| WORK REQUIRED |
Restate each of the lines below word for word and drop every picture.

Dataset entries:
========================================================================

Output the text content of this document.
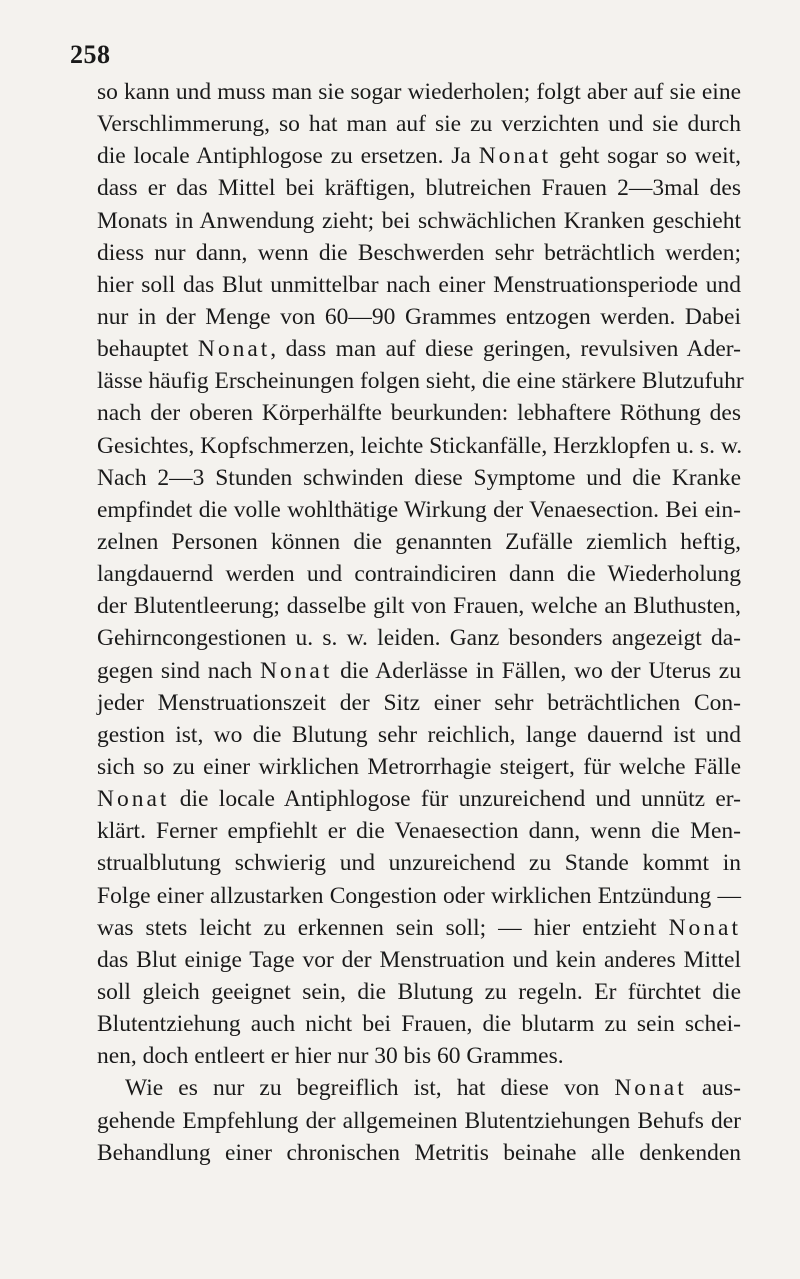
258
so kann und muss man sie sogar wiederholen; folgt aber auf sie eine
Verschlimmerung, so hat man auf sie zu verzichten und sie durch
die locale Antiphlogose zu ersetzen. Ja Nonat geht sogar so weit,
dass er das Mittel bei kräftigen, blutreichen Frauen 2—3mal des
Monats in Anwendung zieht; bei schwächlichen Kranken geschieht
diess nur dann, wenn die Beschwerden sehr beträchtlich werden;
hier soll das Blut unmittelbar nach einer Menstruationsperiode und
nur in der Menge von 60—90 Grammes entzogen werden. Dabei
behauptet Nonat, dass man auf diese geringen, revulsiven Ader-
lässe häufig Erscheinungen folgen sieht, die eine stärkere Blutzufuhr
nach der oberen Körperhälfte beurkunden: lebhaftere Röthung des
Gesichtes, Kopfschmerzen, leichte Stickanfälle, Herzklopfen u. s. w.
Nach 2—3 Stunden schwinden diese Symptome und die Kranke
empfindet die volle wohlthätige Wirkung der Venaesection. Bei ein-
zelnen Personen können die genannten Zufälle ziemlich heftig,
langdauernd werden und contraindiciren dann die Wiederholung
der Blutentleerung; dasselbe gilt von Frauen, welche an Bluthusten,
Gehirncongestionen u. s. w. leiden. Ganz besonders angezeigt da-
gegen sind nach Nonat die Aderlässe in Fällen, wo der Uterus zu
jeder Menstruationszeit der Sitz einer sehr beträchtlichen Con-
gestion ist, wo die Blutung sehr reichlich, lange dauernd ist und
sich so zu einer wirklichen Metrorrhagie steigert, für welche Fälle
Nonat die locale Antiphlogose für unzureichend und unnütz er-
klärt. Ferner empfiehlt er die Venaesection dann, wenn die Men-
strualblutung schwierig und unzureichend zu Stande kommt in
Folge einer allzustarken Congestion oder wirklichen Entzündung —
was stets leicht zu erkennen sein soll; — hier entzieht Nonat
das Blut einige Tage vor der Menstruation und kein anderes Mittel
soll gleich geeignet sein, die Blutung zu regeln. Er fürchtet die
Blutentziehung auch nicht bei Frauen, die blutarm zu sein schei-
nen, doch entleert er hier nur 30 bis 60 Grammes.
Wie es nur zu begreiflich ist, hat diese von Nonat aus-
gehende Empfehlung der allgemeinen Blutentziehungen Behufs der
Behandlung einer chronischen Metritis beinahe alle denkenden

========================================================================

| COMPLETED EXERCISE |
Output the text content of this document.
258
so kann und muss man sie sogar wiederholen; folgt aber auf sie eine
Verschlimmerung, so hat man auf sie zu verzichten und sie durch
die locale Antiphlogose zu ersetzen. Ja Nonat geht sogar so weit,
dass er das Mittel bei kräftigen, blutreichen Frauen 2—3mal des
Monats in Anwendung zieht; bei schwächlichen Kranken geschieht
diess nur dann, wenn die Beschwerden sehr beträchtlich werden;
hier soll das Blut unmittelbar nach einer Menstruationsperiode und
nur in der Menge von 60—90 Grammes entzogen werden. Dabei
behauptet Nonat, dass man auf diese geringen, revulsiven Ader-
lässe häufig Erscheinungen folgen sieht, die eine stärkere Blutzufuhr
nach der oberen Körperhälfte beurkunden: lebhaftere Röthung des
Gesichtes, Kopfschmerzen, leichte Stickanfälle, Herzklopfen u. s. w.
Nach 2—3 Stunden schwinden diese Symptome und die Kranke
empfindet die volle wohlthätige Wirkung der Venaesection. Bei ein-
zelnen Personen können die genannten Zufälle ziemlich heftig,
langdauernd werden und contraindiciren dann die Wiederholung
der Blutentleerung; dasselbe gilt von Frauen, welche an Bluthusten,
Gehirncongestionen u. s. w. leiden. Ganz besonders angezeigt da-
gegen sind nach Nonat die Aderlässe in Fällen, wo der Uterus zu
jeder Menstruationszeit der Sitz einer sehr beträchtlichen Con-
gestion ist, wo die Blutung sehr reichlich, lange dauernd ist und
sich so zu einer wirklichen Metrorrhagie steigert, für welche Fälle
Nonat die locale Antiphlogose für unzureichend und unnütz er-
klärt. Ferner empfiehlt er die Venaesection dann, wenn die Men-
strualblutung schwierig und unzureichend zu Stande kommt in
Folge einer allzustarken Congestion oder wirklichen Entzündung —
was stets leicht zu erkennen sein soll; — hier entzieht Nonat
das Blut einige Tage vor der Menstruation und kein anderes Mittel
soll gleich geeignet sein, die Blutung zu regeln. Er fürchtet die
Blutentziehung auch nicht bei Frauen, die blutarm zu sein schei-
nen, doch entleert er hier nur 30 bis 60 Grammes.
Wie es nur zu begreiflich ist, hat diese von Nonat aus-
gehende Empfehlung der allgemeinen Blutentziehungen Behufs der
Behandlung einer chronischen Metritis beinahe alle denkenden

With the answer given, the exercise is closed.